» **AIM**:
Copy every record below exactly as written, but leave out the pictures.

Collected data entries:

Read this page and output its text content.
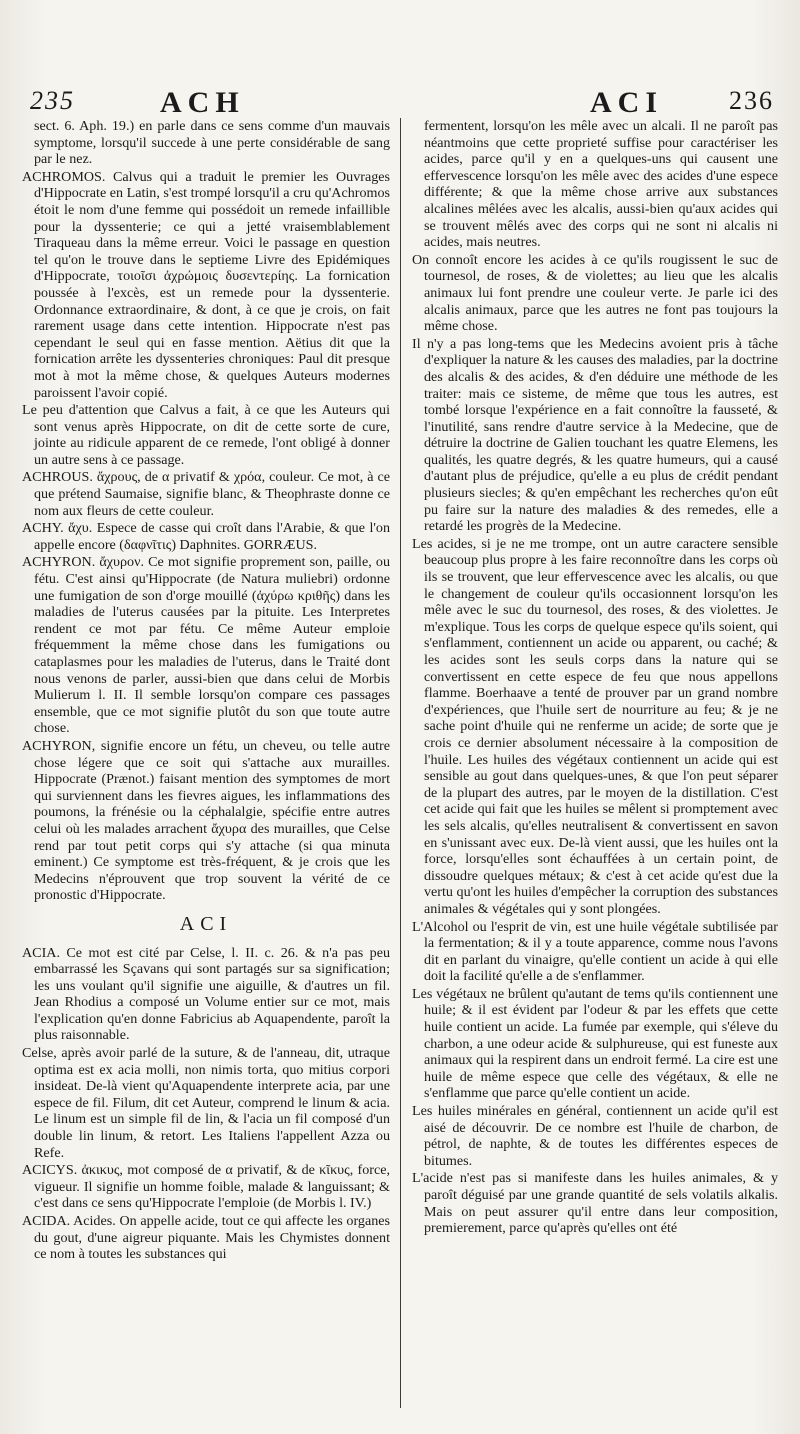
235	ACH	ACI	236

sect. 6. Aph. 19.) en parle dans ce sens comme d'un mauvais symptome, lorsqu'il succede à une perte considérable de sang par le nez.

ACHROMOS. Calvus qui a traduit le premier les Ouvrages d'Hippocrate en Latin, s'est trompé lorsqu'il a cru qu'Achromos étoit le nom d'une femme qui possédoit un remede infaillible pour la dyssenterie; ce qui a jetté vraisemblablement Tiraqueau dans la même erreur. Voici le passage en question tel qu'on le trouve dans le septieme Livre des Epidémiques d'Hippocrate, τοιοῖσι ἀχρώμοις δυσεντερίης. La fornication poussée à l'excès, est un remede pour la dyssenterie. Ordonnance extraordinaire, & dont, à ce que je crois, on fait rarement usage dans cette intention. Hippocrate n'est pas cependant le seul qui en fasse mention. Aëtius dit que la fornication arrête les dyssenteries chroniques: Paul dit presque mot à mot la même chose, & quelques Auteurs modernes paroissent l'avoir copié.

Le peu d'attention que Calvus a fait, à ce que les Auteurs qui sont venus après Hippocrate, on dit de cette sorte de cure, jointe au ridicule apparent de ce remede, l'ont obligé à donner un autre sens à ce passage.

ACHROUS. ἄχρους, de α privatif & χρόα, couleur. Ce mot, à ce que prétend Saumaise, signifie blanc, & Theophraste donne ce nom aux fleurs de cette couleur.

ACHY. ἄχυ. Espece de casse qui croît dans l'Arabie, & que l'on appelle encore (δαφνῖτις) Daphnites. GORRÆUS.

ACHYRON. ἄχυρον. Ce mot signifie proprement son, paille, ou fétu. C'est ainsi qu'Hippocrate (de Natura muliebri) ordonne une fumigation de son d'orge mouillé (ἀχύρω κριθῆς) dans les maladies de l'uterus causées par la pituite. Les Interpretes rendent ce mot par fétu. Ce même Auteur emploie fréquemment la même chose dans les fumigations ou cataplasmes pour les maladies de l'uterus, dans le Traité dont nous venons de parler, aussi-bien que dans celui de Morbis Mulierum l. II. Il semble lorsqu'on compare ces passages ensemble, que ce mot signifie plutôt du son que toute autre chose.

ACHYRON, signifie encore un fétu, un cheveu, ou telle autre chose légere que ce soit qui s'attache aux murailles. Hippocrate (Prænot.) faisant mention des symptomes de mort qui surviennent dans les fievres aigues, les inflammations des poumons, la frénésie ou la céphalalgie, spécifie entre autres celui où les malades arrachent ἄχυρα des murailles, que Celse rend par tout petit corps qui s'y attache (si qua minuta eminent.) Ce symptome est très-fréquent, & je crois que les Medecins n'éprouvent que trop souvent la vérité de ce pronostic d'Hippocrate.

ACI

ACIA. Ce mot est cité par Celse, l. II. c. 26. & n'a pas peu embarrassé les Sçavans qui sont partagés sur sa signification; les uns voulant qu'il signifie une aiguille, & d'autres un fil. Jean Rhodius a composé un Volume entier sur ce mot, mais l'explication qu'en donne Fabricius ab Aquapendente, paroît la plus raisonnable.

Celse, après avoir parlé de la suture, & de l'anneau, dit, utraque optima est ex acia molli, non nimis torta, quo mitius corpori insideat. De-là vient qu'Aquapendente interprete acia, par une espece de fil. Filum, dit cet Auteur, comprend le linum & acia. Le linum est un simple fil de lin, & l'acia un fil composé d'un double lin linum, & retort. Les Italiens l'appellent Azza ou Refe.

ACICYS. ἀκικυς, mot composé de α privatif, & de κῖκυς, force, vigueur. Il signifie un homme foible, malade & languissant; & c'est dans ce sens qu'Hippocrate l'emploie (de Morbis l. IV.)

ACIDA. Acides. On appelle acide, tout ce qui affecte les organes du gout, d'une aigreur piquante. Mais les Chymistes donnent ce nom à toutes les substances qui

fermentent, lorsqu'on les mêle avec un alcali. Il ne paroît pas néantmoins que cette proprieté suffise pour caractériser les acides, parce qu'il y en a quelques-uns qui causent une effervescence lorsqu'on les mêle avec des acides d'une espece différente; & que la même chose arrive aux substances alcalines mêlées avec les alcalis, aussi-bien qu'aux acides qui se trouvent mêlés avec des corps qui ne sont ni alcalis ni acides, mais neutres.

On connoît encore les acides à ce qu'ils rougissent le suc de tournesol, de roses, & de violettes; au lieu que les alcalis animaux lui font prendre une couleur verte. Je parle ici des alcalis animaux, parce que les autres ne font pas toujours la même chose.

Il n'y a pas long-tems que les Medecins avoient pris à tâche d'expliquer la nature & les causes des maladies, par la doctrine des alcalis & des acides, & d'en déduire une méthode de les traiter: mais ce sisteme, de même que tous les autres, est tombé lorsque l'expérience en a fait connoître la fausseté, & l'inutilité, sans rendre d'autre service à la Medecine, que de détruire la doctrine de Galien touchant les quatre Elemens, les qualités, les quatre degrés, & les quatre humeurs, qui a causé d'autant plus de préjudice, qu'elle a eu plus de crédit pendant plusieurs siecles; & qu'en empêchant les recherches qu'on eût pu faire sur la nature des maladies & des remedes, elle a retardé les progrès de la Medecine.

Les acides, si je ne me trompe, ont un autre caractere sensible beaucoup plus propre à les faire reconnoître dans les corps où ils se trouvent, que leur effervescence avec les alcalis, ou que le changement de couleur qu'ils occasionnent lorsqu'on les mêle avec le suc du tournesol, des roses, & des violettes. Je m'explique. Tous les corps de quelque espece qu'ils soient, qui s'enflamment, contiennent un acide ou apparent, ou caché; & les acides sont les seuls corps dans la nature qui se convertissent en cette espece de feu que nous appellons flamme. Boerhaave a tenté de prouver par un grand nombre d'expériences, que l'huile sert de nourriture au feu; & je ne sache point d'huile qui ne renferme un acide; de sorte que je crois ce dernier absolument nécessaire à la composition de l'huile. Les huiles des végétaux contiennent un acide qui est sensible au gout dans quelques-unes, & que l'on peut séparer de la plupart des autres, par le moyen de la distillation. C'est cet acide qui fait que les huiles se mêlent si promptement avec les sels alcalis, qu'elles neutralisent & convertissent en savon en s'unissant avec eux. De-là vient aussi, que les huiles ont la force, lorsqu'elles sont échauffées à un certain point, de dissoudre quelques métaux; & c'est à cet acide qu'est due la vertu qu'ont les huiles d'empêcher la corruption des substances animales & végétales qui y sont plongées.

L'Alcohol ou l'esprit de vin, est une huile végétale subtilisée par la fermentation; & il y a toute apparence, comme nous l'avons dit en parlant du vinaigre, qu'elle contient un acide à qui elle doit la facilité qu'elle a de s'enflammer.

Les végétaux ne brûlent qu'autant de tems qu'ils contiennent une huile; & il est évident par l'odeur & par les effets que cette huile contient un acide. La fumée par exemple, qui s'éleve du charbon, a une odeur acide & sulphureuse, qui est funeste aux animaux qui la respirent dans un endroit fermé. La cire est une huile de même espece que celle des végétaux, & elle ne s'enflamme que parce qu'elle contient un acide.

Les huiles minérales en général, contiennent un acide qu'il est aisé de découvrir. De ce nombre est l'huile de charbon, de pétrol, de naphte, & de toutes les différentes especes de bitumes.

L'acide n'est pas si manifeste dans les huiles animales, & y paroît déguisé par une grande quantité de sels volatils alkalis. Mais on peut assurer qu'il entre dans leur composition, premierement, parce qu'après qu'elles ont été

» **COMPLETED EXERCISE**:
Read this page and output its text content.
235	ACH	ACI	236

sect. 6. Aph. 19.) en parle dans ce sens comme d'un mauvais symptome, lorsqu'il succede à une perte considérable de sang par le nez.

ACHROMOS. Calvus qui a traduit le premier les Ouvrages d'Hippocrate en Latin, s'est trompé lorsqu'il a cru qu'Achromos étoit le nom d'une femme qui possédoit un remede infaillible pour la dyssenterie; ce qui a jetté vraisemblablement Tiraqueau dans la même erreur. Voici le passage en question tel qu'on le trouve dans le septieme Livre des Epidémiques d'Hippocrate, τοιοῖσι ἀχρώμοις δυσεντερίης. La fornication poussée à l'excès, est un remede pour la dyssenterie. Ordonnance extraordinaire, & dont, à ce que je crois, on fait rarement usage dans cette intention. Hippocrate n'est pas cependant le seul qui en fasse mention. Aëtius dit que la fornication arrête les dyssenteries chroniques: Paul dit presque mot à mot la même chose, & quelques Auteurs modernes paroissent l'avoir copié.

Le peu d'attention que Calvus a fait, à ce que les Auteurs qui sont venus après Hippocrate, on dit de cette sorte de cure, jointe au ridicule apparent de ce remede, l'ont obligé à donner un autre sens à ce passage.

ACHROUS. ἄχρους, de α privatif & χρόα, couleur. Ce mot, à ce que prétend Saumaise, signifie blanc, & Theophraste donne ce nom aux fleurs de cette couleur.

ACHY. ἄχυ. Espece de casse qui croît dans l'Arabie, & que l'on appelle encore (δαφνῖτις) Daphnites. GORRÆUS.

ACHYRON. ἄχυρον. Ce mot signifie proprement son, paille, ou fétu. C'est ainsi qu'Hippocrate (de Natura muliebri) ordonne une fumigation de son d'orge mouillé (ἀχύρω κριθῆς) dans les maladies de l'uterus causées par la pituite. Les Interpretes rendent ce mot par fétu. Ce même Auteur emploie fréquemment la même chose dans les fumigations ou cataplasmes pour les maladies de l'uterus, dans le Traité dont nous venons de parler, aussi-bien que dans celui de Morbis Mulierum l. II. Il semble lorsqu'on compare ces passages ensemble, que ce mot signifie plutôt du son que toute autre chose.

ACHYRON, signifie encore un fétu, un cheveu, ou telle autre chose légere que ce soit qui s'attache aux murailles. Hippocrate (Prænot.) faisant mention des symptomes de mort qui surviennent dans les fievres aigues, les inflammations des poumons, la frénésie ou la céphalalgie, spécifie entre autres celui où les malades arrachent ἄχυρα des murailles, que Celse rend par tout petit corps qui s'y attache (si qua minuta eminent.) Ce symptome est très-fréquent, & je crois que les Medecins n'éprouvent que trop souvent la vérité de ce pronostic d'Hippocrate.

ACI

ACIA. Ce mot est cité par Celse, l. II. c. 26. & n'a pas peu embarrassé les Sçavans qui sont partagés sur sa signification; les uns voulant qu'il signifie une aiguille, & d'autres un fil. Jean Rhodius a composé un Volume entier sur ce mot, mais l'explication qu'en donne Fabricius ab Aquapendente, paroît la plus raisonnable.

Celse, après avoir parlé de la suture, & de l'anneau, dit, utraque optima est ex acia molli, non nimis torta, quo mitius corpori insideat. De-là vient qu'Aquapendente interprete acia, par une espece de fil. Filum, dit cet Auteur, comprend le linum & acia. Le linum est un simple fil de lin, & l'acia un fil composé d'un double lin linum, & retort. Les Italiens l'appellent Azza ou Refe.

ACICYS. ἀκικυς, mot composé de α privatif, & de κῖκυς, force, vigueur. Il signifie un homme foible, malade & languissant; & c'est dans ce sens qu'Hippocrate l'emploie (de Morbis l. IV.)

ACIDA. Acides. On appelle acide, tout ce qui affecte les organes du gout, d'une aigreur piquante. Mais les Chymistes donnent ce nom à toutes les substances qui

fermentent, lorsqu'on les mêle avec un alcali. Il ne paroît pas néantmoins que cette proprieté suffise pour caractériser les acides, parce qu'il y en a quelques-uns qui causent une effervescence lorsqu'on les mêle avec des acides d'une espece différente; & que la même chose arrive aux substances alcalines mêlées avec les alcalis, aussi-bien qu'aux acides qui se trouvent mêlés avec des corps qui ne sont ni alcalis ni acides, mais neutres.

On connoît encore les acides à ce qu'ils rougissent le suc de tournesol, de roses, & de violettes; au lieu que les alcalis animaux lui font prendre une couleur verte. Je parle ici des alcalis animaux, parce que les autres ne font pas toujours la même chose.

Il n'y a pas long-tems que les Medecins avoient pris à tâche d'expliquer la nature & les causes des maladies, par la doctrine des alcalis & des acides, & d'en déduire une méthode de les traiter: mais ce sisteme, de même que tous les autres, est tombé lorsque l'expérience en a fait connoître la fausseté, & l'inutilité, sans rendre d'autre service à la Medecine, que de détruire la doctrine de Galien touchant les quatre Elemens, les qualités, les quatre degrés, & les quatre humeurs, qui a causé d'autant plus de préjudice, qu'elle a eu plus de crédit pendant plusieurs siecles; & qu'en empêchant les recherches qu'on eût pu faire sur la nature des maladies & des remedes, elle a retardé les progrès de la Medecine.

Les acides, si je ne me trompe, ont un autre caractere sensible beaucoup plus propre à les faire reconnoître dans les corps où ils se trouvent, que leur effervescence avec les alcalis, ou que le changement de couleur qu'ils occasionnent lorsqu'on les mêle avec le suc du tournesol, des roses, & des violettes. Je m'explique. Tous les corps de quelque espece qu'ils soient, qui s'enflamment, contiennent un acide ou apparent, ou caché; & les acides sont les seuls corps dans la nature qui se convertissent en cette espece de feu que nous appellons flamme. Boerhaave a tenté de prouver par un grand nombre d'expériences, que l'huile sert de nourriture au feu; & je ne sache point d'huile qui ne renferme un acide; de sorte que je crois ce dernier absolument nécessaire à la composition de l'huile. Les huiles des végétaux contiennent un acide qui est sensible au gout dans quelques-unes, & que l'on peut séparer de la plupart des autres, par le moyen de la distillation. C'est cet acide qui fait que les huiles se mêlent si promptement avec les sels alcalis, qu'elles neutralisent & convertissent en savon en s'unissant avec eux. De-là vient aussi, que les huiles ont la force, lorsqu'elles sont échauffées à un certain point, de dissoudre quelques métaux; & c'est à cet acide qu'est due la vertu qu'ont les huiles d'empêcher la corruption des substances animales & végétales qui y sont plongées.

L'Alcohol ou l'esprit de vin, est une huile végétale subtilisée par la fermentation; & il y a toute apparence, comme nous l'avons dit en parlant du vinaigre, qu'elle contient un acide à qui elle doit la facilité qu'elle a de s'enflammer.

Les végétaux ne brûlent qu'autant de tems qu'ils contiennent une huile; & il est évident par l'odeur & par les effets que cette huile contient un acide. La fumée par exemple, qui s'éleve du charbon, a une odeur acide & sulphureuse, qui est funeste aux animaux qui la respirent dans un endroit fermé. La cire est une huile de même espece que celle des végétaux, & elle ne s'enflamme que parce qu'elle contient un acide.

Les huiles minérales en général, contiennent un acide qu'il est aisé de découvrir. De ce nombre est l'huile de charbon, de pétrol, de naphte, & de toutes les différentes especes de bitumes.

L'acide n'est pas si manifeste dans les huiles animales, & y paroît déguisé par une grande quantité de sels volatils alkalis. Mais on peut assurer qu'il entre dans leur composition, premierement, parce qu'après qu'elles ont été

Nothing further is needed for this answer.